* **REQUIREMENT**
Wherever the word "JSON" turns up in a line of the entries, copy that line.

Data entries for graphics
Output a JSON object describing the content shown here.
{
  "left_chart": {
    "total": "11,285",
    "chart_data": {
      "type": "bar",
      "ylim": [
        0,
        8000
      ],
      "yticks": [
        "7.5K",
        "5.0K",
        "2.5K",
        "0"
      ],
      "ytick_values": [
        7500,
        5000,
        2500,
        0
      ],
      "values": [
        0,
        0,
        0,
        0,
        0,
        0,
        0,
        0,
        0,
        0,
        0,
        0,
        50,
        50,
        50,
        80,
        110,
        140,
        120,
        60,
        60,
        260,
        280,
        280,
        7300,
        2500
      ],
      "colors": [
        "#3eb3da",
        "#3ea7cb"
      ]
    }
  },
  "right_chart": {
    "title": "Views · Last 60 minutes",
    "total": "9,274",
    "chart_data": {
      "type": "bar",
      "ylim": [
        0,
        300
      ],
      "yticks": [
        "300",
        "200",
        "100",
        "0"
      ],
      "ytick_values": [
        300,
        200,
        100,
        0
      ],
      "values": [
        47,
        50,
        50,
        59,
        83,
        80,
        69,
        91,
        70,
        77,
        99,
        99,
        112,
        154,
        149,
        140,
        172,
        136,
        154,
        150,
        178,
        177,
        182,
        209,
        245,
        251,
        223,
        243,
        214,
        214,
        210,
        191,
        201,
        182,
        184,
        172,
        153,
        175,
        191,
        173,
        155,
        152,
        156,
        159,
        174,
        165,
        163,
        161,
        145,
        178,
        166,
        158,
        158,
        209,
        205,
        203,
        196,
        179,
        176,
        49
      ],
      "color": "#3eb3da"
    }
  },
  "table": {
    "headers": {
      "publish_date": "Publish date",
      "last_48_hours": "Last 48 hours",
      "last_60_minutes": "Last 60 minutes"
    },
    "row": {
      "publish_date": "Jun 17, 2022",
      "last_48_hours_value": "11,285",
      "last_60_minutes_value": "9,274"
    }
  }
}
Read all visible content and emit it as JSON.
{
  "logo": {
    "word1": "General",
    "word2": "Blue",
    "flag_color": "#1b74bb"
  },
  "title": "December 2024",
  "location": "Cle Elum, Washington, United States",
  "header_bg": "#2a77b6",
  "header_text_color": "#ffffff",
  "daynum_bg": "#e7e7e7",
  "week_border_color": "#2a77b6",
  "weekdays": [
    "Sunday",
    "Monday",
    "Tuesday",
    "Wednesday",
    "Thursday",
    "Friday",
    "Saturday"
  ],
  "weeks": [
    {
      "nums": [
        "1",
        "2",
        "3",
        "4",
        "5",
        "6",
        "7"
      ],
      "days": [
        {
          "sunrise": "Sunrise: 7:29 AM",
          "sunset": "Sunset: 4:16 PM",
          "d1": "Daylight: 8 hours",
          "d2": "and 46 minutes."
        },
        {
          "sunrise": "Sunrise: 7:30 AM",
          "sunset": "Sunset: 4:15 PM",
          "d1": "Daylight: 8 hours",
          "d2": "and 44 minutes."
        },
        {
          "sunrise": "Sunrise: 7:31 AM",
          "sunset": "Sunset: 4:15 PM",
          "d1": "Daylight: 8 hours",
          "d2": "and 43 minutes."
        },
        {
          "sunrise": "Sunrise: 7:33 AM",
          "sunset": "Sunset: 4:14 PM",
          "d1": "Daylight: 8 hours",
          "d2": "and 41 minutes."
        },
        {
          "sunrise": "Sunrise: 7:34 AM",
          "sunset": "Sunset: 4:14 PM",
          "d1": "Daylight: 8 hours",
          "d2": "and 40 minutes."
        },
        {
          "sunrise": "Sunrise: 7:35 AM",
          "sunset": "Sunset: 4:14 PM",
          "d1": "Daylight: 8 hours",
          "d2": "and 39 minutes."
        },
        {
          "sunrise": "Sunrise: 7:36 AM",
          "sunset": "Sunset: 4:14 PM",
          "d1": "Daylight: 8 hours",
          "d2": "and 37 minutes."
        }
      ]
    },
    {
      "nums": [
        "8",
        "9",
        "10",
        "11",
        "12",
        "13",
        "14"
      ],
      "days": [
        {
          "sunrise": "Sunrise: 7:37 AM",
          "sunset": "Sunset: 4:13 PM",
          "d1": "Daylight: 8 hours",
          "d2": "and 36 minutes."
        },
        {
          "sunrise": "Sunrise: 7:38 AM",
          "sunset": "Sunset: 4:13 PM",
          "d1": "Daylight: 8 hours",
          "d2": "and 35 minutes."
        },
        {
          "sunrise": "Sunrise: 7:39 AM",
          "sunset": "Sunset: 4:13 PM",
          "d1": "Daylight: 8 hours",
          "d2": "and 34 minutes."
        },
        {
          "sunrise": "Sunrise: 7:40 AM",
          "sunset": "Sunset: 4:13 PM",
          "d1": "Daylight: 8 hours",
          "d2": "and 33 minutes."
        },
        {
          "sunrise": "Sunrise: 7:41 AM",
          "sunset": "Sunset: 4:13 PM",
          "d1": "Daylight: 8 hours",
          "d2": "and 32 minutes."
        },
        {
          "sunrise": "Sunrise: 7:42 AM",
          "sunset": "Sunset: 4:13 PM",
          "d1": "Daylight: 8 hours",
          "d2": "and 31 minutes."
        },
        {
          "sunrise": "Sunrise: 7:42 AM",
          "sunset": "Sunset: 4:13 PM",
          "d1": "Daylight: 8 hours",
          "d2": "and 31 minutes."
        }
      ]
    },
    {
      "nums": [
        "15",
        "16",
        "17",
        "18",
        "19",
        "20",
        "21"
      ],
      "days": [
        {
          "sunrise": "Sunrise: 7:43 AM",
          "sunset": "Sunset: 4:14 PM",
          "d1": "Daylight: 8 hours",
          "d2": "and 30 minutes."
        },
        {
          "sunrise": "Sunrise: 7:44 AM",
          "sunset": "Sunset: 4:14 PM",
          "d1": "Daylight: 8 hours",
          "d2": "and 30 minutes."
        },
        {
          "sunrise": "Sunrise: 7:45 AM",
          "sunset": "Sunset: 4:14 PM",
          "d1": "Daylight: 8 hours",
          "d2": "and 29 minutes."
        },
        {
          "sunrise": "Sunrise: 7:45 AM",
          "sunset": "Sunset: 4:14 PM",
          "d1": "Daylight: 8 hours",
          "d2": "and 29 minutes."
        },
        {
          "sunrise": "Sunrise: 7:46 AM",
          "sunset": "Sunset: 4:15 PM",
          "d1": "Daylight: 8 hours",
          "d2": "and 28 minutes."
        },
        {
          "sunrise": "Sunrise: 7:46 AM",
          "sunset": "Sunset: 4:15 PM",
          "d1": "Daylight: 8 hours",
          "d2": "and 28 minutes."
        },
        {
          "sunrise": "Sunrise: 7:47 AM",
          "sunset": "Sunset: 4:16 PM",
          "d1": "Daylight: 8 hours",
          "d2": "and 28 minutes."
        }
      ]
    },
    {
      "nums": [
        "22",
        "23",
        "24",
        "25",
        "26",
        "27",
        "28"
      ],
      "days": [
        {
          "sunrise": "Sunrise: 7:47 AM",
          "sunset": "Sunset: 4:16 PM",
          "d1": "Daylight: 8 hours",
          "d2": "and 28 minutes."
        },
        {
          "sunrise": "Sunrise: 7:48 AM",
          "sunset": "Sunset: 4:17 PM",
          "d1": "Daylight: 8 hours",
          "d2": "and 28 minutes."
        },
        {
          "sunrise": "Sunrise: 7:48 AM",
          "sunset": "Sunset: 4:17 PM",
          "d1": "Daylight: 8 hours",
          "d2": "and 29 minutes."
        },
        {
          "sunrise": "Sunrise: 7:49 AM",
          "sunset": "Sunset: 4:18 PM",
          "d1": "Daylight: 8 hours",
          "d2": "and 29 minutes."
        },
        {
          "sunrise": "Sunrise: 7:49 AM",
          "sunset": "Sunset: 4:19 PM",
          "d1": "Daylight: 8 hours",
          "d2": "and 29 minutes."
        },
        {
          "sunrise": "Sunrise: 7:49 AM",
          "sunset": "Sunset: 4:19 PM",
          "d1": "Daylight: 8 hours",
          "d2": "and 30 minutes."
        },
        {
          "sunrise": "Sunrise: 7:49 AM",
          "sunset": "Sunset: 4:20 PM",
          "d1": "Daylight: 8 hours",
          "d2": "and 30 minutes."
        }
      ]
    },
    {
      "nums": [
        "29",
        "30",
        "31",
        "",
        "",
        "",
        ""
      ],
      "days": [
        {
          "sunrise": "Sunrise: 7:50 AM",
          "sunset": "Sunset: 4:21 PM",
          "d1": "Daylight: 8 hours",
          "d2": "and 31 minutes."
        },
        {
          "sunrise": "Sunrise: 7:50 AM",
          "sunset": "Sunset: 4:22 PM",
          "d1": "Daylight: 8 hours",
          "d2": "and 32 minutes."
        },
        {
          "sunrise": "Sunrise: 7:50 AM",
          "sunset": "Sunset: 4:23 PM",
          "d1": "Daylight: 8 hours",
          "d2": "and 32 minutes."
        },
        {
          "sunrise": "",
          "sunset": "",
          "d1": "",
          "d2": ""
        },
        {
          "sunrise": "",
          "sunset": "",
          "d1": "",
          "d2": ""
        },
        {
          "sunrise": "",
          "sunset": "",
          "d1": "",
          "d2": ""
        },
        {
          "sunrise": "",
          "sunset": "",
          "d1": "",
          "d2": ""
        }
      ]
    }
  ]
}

* **RESULT**
Output a JSON object describing the content shown here.
Read all visible content and emit it as JSON.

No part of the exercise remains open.